• [Task details] Repeat the records below exactly, leaving out every picture.

----

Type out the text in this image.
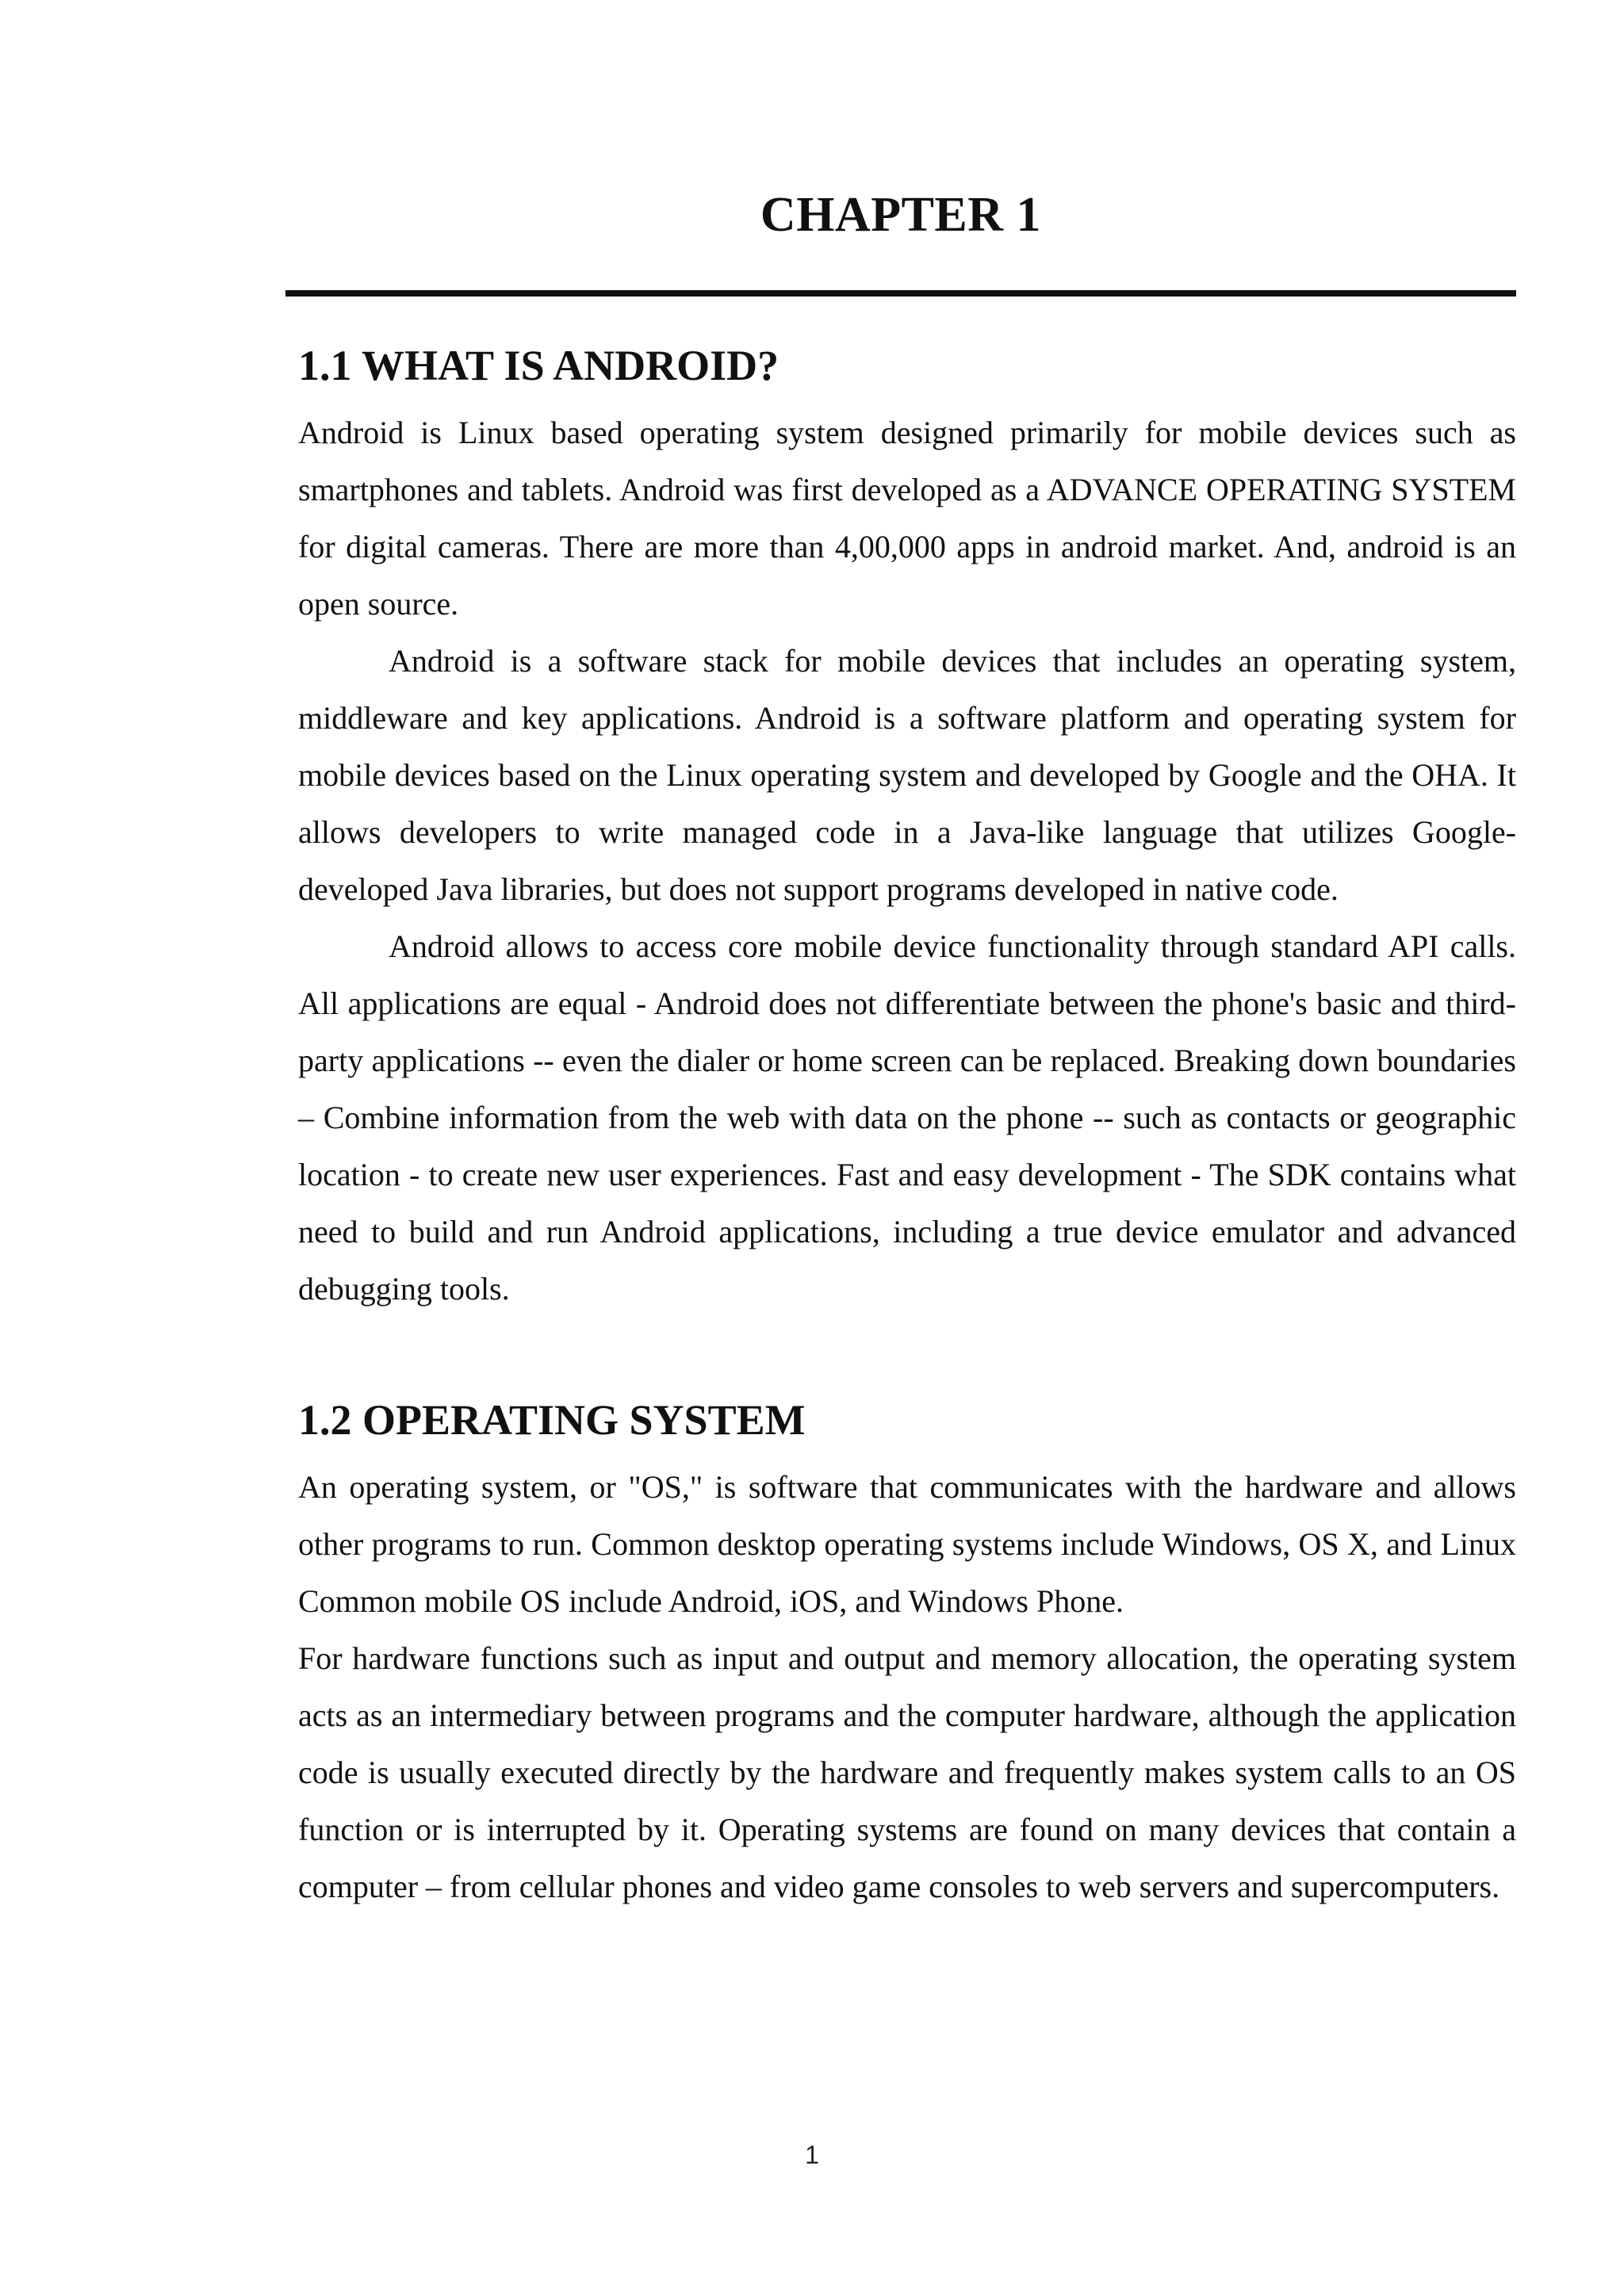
CHAPTER 1
1.1 WHAT IS ANDROID?

Android is Linux based operating system designed primarily for mobile devices such as smartphones and tablets. Android was first developed as a ADVANCE OPERATING SYSTEM for digital cameras. There are more than 4,00,000 apps in android market. And, android is an open source.

Android is a software stack for mobile devices that includes an operating system, middleware and key applications. Android is a software platform and operating system for mobile devices based on the Linux operating system and developed by Google and the OHA. It allows developers to write managed code in a Java-like language that utilizes Google-developed Java libraries, but does not support programs developed in native code.

Android allows to access core mobile device functionality through standard API calls. All applications are equal - Android does not differentiate between the phone's basic and third-party applications -- even the dialer or home screen can be replaced. Breaking down boundaries – Combine information from the web with data on the phone -- such as contacts or geographic location - to create new user experiences. Fast and easy development - The SDK contains what need to build and run Android applications, including a true device emulator and advanced debugging tools.

1.2 OPERATING SYSTEM

An operating system, or "OS," is software that communicates with the hardware and allows other programs to run. Common desktop operating systems include Windows, OS X, and Linux Common mobile OS include Android, iOS, and Windows Phone.

For hardware functions such as input and output and memory allocation, the operating system acts as an intermediary between programs and the computer hardware, although the application code is usually executed directly by the hardware and frequently makes system calls to an OS function or is interrupted by it. Operating systems are found on many devices that contain a computer – from cellular phones and video game consoles to web servers and supercomputers.

1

----

• [The solution]
Type out the text in this image.
CHAPTER 1
1.1 WHAT IS ANDROID?

Android is Linux based operating system designed primarily for mobile devices such as smartphones and tablets. Android was first developed as a ADVANCE OPERATING SYSTEM for digital cameras. There are more than 4,00,000 apps in android market. And, android is an open source.

Android is a software stack for mobile devices that includes an operating system, middleware and key applications. Android is a software platform and operating system for mobile devices based on the Linux operating system and developed by Google and the OHA. It allows developers to write managed code in a Java-like language that utilizes Google-developed Java libraries, but does not support programs developed in native code.

Android allows to access core mobile device functionality through standard API calls. All applications are equal - Android does not differentiate between the phone's basic and third-party applications -- even the dialer or home screen can be replaced. Breaking down boundaries – Combine information from the web with data on the phone -- such as contacts or geographic location - to create new user experiences. Fast and easy development - The SDK contains what need to build and run Android applications, including a true device emulator and advanced debugging tools.

1.2 OPERATING SYSTEM

An operating system, or "OS," is software that communicates with the hardware and allows other programs to run. Common desktop operating systems include Windows, OS X, and Linux Common mobile OS include Android, iOS, and Windows Phone.

For hardware functions such as input and output and memory allocation, the operating system acts as an intermediary between programs and the computer hardware, although the application code is usually executed directly by the hardware and frequently makes system calls to an OS function or is interrupted by it. Operating systems are found on many devices that contain a computer – from cellular phones and video game consoles to web servers and supercomputers.

1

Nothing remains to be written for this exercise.